++++ DATA LISTING
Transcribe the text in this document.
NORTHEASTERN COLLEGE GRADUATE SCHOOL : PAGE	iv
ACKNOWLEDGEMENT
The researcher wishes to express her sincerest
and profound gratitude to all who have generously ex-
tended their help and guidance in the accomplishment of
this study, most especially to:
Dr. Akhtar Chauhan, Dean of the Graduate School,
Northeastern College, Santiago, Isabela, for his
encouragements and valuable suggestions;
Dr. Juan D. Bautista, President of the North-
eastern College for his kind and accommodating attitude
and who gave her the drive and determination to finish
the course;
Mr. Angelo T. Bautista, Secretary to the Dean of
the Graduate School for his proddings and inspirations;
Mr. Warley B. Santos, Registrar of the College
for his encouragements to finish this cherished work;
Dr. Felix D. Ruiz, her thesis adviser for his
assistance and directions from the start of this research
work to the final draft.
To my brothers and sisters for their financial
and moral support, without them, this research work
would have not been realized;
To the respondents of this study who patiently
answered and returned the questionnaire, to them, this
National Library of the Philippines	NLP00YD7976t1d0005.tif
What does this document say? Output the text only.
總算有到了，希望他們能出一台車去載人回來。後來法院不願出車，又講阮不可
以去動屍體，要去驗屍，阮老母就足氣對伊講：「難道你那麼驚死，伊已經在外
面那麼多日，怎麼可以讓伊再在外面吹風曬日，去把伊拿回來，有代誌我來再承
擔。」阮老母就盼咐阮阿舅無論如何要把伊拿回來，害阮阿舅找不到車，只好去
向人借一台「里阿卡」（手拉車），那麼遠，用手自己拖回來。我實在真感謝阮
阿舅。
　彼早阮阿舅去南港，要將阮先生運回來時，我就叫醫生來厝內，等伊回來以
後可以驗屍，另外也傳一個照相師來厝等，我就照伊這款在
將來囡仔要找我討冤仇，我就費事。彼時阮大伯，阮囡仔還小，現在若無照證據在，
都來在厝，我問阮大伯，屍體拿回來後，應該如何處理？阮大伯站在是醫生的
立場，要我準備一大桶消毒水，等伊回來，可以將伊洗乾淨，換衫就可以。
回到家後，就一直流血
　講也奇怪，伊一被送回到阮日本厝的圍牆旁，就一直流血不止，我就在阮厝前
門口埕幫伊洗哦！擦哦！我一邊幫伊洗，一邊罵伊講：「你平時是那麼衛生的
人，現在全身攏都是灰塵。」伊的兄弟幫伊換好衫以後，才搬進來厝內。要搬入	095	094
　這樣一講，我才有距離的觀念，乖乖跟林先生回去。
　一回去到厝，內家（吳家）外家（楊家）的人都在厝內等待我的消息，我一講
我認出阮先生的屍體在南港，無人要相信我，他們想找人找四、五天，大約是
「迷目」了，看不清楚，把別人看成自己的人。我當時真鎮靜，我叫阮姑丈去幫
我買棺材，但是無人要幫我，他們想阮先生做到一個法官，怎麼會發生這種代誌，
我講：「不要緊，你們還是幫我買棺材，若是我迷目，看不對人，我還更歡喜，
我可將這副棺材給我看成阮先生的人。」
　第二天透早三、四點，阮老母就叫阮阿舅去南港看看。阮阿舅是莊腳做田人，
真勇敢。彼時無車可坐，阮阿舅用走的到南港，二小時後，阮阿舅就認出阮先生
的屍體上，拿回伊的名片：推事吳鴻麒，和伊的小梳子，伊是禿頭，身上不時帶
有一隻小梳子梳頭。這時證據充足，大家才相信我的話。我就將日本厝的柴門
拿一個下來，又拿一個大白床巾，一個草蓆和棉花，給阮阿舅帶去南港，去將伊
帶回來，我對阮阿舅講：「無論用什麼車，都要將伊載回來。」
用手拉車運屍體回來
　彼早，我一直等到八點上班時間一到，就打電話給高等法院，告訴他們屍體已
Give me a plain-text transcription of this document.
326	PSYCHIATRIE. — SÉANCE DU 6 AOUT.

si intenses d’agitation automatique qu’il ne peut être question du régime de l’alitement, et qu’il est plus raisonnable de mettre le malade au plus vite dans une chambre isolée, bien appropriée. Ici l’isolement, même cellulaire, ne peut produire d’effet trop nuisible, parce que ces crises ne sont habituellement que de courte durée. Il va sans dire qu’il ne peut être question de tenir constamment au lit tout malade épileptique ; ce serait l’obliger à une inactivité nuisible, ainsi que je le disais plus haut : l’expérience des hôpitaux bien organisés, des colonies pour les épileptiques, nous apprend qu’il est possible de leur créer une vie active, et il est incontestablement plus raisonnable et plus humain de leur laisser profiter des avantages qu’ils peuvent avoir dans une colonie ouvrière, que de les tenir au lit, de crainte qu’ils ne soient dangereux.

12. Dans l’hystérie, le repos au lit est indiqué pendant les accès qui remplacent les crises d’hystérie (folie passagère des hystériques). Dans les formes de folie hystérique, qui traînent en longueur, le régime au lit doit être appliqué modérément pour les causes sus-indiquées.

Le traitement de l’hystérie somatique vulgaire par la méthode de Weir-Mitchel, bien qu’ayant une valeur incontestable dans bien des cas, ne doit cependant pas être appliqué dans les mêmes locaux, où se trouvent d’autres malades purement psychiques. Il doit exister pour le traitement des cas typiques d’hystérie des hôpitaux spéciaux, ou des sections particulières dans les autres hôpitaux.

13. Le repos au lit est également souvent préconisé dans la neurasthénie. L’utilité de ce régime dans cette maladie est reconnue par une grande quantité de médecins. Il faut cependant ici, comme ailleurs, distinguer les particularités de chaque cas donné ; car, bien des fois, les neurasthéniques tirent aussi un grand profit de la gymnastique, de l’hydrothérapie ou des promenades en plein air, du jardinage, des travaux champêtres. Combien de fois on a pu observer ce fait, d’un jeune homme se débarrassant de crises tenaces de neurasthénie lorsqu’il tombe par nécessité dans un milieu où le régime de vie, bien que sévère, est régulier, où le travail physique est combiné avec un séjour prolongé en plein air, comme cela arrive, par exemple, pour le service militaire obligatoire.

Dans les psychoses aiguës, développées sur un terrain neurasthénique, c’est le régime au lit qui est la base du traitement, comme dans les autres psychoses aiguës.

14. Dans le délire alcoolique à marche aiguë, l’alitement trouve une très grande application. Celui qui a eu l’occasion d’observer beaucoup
++++++++
**WHAT YOU SHOULD DO:**
Pull every line containing "text" out of the data above.

**WRITTEN RESPONSE:**
Transcribe the text in this document.
What does this document say? Output the text only.
Give me a plain-text transcription of this document.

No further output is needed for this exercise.